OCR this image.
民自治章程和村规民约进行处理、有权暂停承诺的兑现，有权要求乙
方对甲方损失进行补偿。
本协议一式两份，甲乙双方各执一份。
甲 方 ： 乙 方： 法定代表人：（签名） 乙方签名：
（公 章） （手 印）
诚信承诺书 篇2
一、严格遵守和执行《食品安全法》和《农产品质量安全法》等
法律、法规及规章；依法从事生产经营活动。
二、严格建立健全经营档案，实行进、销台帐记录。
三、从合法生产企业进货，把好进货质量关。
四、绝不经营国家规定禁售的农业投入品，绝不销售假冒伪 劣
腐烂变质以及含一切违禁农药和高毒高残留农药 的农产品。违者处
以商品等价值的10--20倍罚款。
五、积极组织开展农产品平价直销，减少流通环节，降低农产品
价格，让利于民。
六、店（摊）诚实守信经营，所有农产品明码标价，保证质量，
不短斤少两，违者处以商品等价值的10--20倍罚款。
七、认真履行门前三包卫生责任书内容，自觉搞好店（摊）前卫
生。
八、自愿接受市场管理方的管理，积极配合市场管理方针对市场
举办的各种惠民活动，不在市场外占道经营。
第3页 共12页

#####

◆ Set problem
Print the material above once more, exactly.

◆ Task result
OCR this image.
民自治章程和村规民约进行处理、有权暂停承诺的兑现，有权要求乙
方对甲方损失进行补偿。
本协议一式两份，甲乙双方各执一份。
甲 方 ： 乙 方： 法定代表人：（签名） 乙方签名：
（公 章） （手 印）
诚信承诺书 篇2
一、严格遵守和执行《食品安全法》和《农产品质量安全法》等
法律、法规及规章；依法从事生产经营活动。
二、严格建立健全经营档案，实行进、销台帐记录。
三、从合法生产企业进货，把好进货质量关。
四、绝不经营国家规定禁售的农业投入品，绝不销售假冒伪 劣
腐烂变质以及含一切违禁农药和高毒高残留农药 的农产品。违者处
以商品等价值的10--20倍罚款。
五、积极组织开展农产品平价直销，减少流通环节，降低农产品
价格，让利于民。
六、店（摊）诚实守信经营，所有农产品明码标价，保证质量，
不短斤少两，违者处以商品等价值的10--20倍罚款。
七、认真履行门前三包卫生责任书内容，自觉搞好店（摊）前卫
生。
八、自愿接受市场管理方的管理，积极配合市场管理方针对市场
举办的各种惠民活动，不在市场外占道经营。
第3页 共12页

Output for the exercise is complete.